-- Start of Text block --
2020-01-01 14:03:43 +0000, Stephane Chazelas:
2019-12-18 00:22:53 +0000, Daniel Shahaf:
[...]
> > +
> > +Note that if not using PCRE, using the tt(^) or word boundary operators
> > +(where available) may not work properly.
> 
> Suggest to avoid the double negative:
> 
> 1. s/not using PCRE/using POSIX ERE's/
> 
> 2. Add "(ERE's)" after "POSIX extended regular expressions" in the first paragraph
> 
> I'll push a minor change to that first paragraph in a moment.
[...]

Thanks, I've incorporated that suggesting and fixed an issue
with PCRE when the replacement was empty or generated more than
one element.

diff --git a/Doc/Zsh/contrib.yo b/Doc/Zsh/contrib.yo
index 558342711..9a804fc11 100644
--- a/Doc/Zsh/contrib.yo
+++ b/Doc/Zsh/contrib.yo
@@ -4284,7 +4284,7 @@ See also the tt(pager), tt(prompt) and tt(rprompt) styles below.
 findex(regexp-replace)
 item(tt(regexp-replace) var(var) var(regexp) var(replace))(
 Use regular expressions to perform a global search and replace operation
-on a variable.  POSIX extended regular expressions are used,
+on a variable.  POSIX extended regular expressions (ERE) are used,
 unless the option tt(RE_MATCH_PCRE) has been set, in which case
 Perl-compatible regular expressions are used
 (this requires the shell to be linked against the tt(pcre)
-- End of Text block --
-- Start of Dataset rows --
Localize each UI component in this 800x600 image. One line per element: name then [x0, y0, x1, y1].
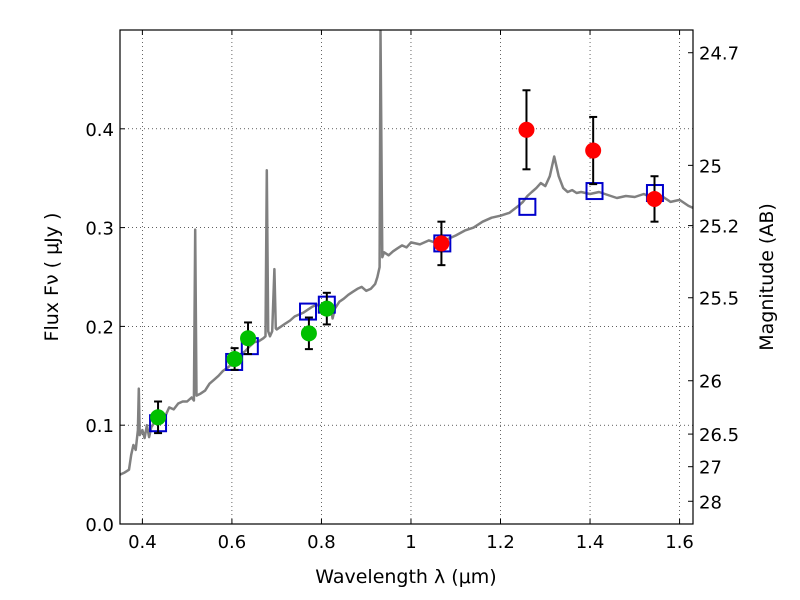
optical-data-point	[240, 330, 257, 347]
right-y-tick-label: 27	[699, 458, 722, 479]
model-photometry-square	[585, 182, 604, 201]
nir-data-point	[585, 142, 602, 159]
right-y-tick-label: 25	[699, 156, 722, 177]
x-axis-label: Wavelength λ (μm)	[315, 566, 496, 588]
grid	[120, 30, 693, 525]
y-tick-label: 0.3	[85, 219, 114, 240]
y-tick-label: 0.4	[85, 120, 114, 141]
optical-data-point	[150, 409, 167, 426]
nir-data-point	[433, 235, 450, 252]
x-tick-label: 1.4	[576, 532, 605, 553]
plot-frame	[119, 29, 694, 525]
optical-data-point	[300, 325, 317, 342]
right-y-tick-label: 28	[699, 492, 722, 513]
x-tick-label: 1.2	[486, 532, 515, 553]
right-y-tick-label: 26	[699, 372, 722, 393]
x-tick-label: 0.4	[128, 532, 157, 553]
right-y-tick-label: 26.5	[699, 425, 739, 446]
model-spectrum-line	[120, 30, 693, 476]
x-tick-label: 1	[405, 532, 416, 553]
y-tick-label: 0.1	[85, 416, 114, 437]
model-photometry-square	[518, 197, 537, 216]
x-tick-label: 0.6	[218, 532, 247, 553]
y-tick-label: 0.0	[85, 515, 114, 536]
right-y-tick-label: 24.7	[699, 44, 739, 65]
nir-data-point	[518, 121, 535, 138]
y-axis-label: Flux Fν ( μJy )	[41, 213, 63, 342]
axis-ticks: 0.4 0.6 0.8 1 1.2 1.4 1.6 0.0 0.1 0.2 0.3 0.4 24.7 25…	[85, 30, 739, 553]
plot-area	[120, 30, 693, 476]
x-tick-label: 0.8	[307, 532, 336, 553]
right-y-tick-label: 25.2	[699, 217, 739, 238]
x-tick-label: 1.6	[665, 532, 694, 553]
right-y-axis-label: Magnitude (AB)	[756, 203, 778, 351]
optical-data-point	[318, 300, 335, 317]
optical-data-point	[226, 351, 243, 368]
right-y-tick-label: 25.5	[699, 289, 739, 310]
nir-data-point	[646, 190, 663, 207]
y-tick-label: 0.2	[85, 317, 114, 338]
-- End of Dataset rows --
● Exercises to complete:
A) Return the passage of the patch thread that starts at the words "diff --git a/Doc/Zsh/contrib.yo" and stops after the words "findex(regexp-replace)", copied character for character.
B) Answer these questions about the patch thread:
(i) At what date and time is Daniel Shahaf's message stamped?
(ii) Which file does the diff change?
(iii) Which option, when set, makes regexp-replace use Perl-compatible regular expressions?

● Completed exercise:
A)
diff --git a/Doc/Zsh/contrib.yo b/Doc/Zsh/contrib.yo
index 558342711..9a804fc11 100644
--- a/Doc/Zsh/contrib.yo
+++ b/Doc/Zsh/contrib.yo
@@ -4284,7 +4284,7 @@ See also the tt(pager), tt(prompt) and tt(rprompt) styles below.
 findex(regexp-replace)

B)
(i) 2019-12-18 00:22:53 +0000
(ii) Doc/Zsh/contrib.yo
(iii) RE_MATCH_PCRE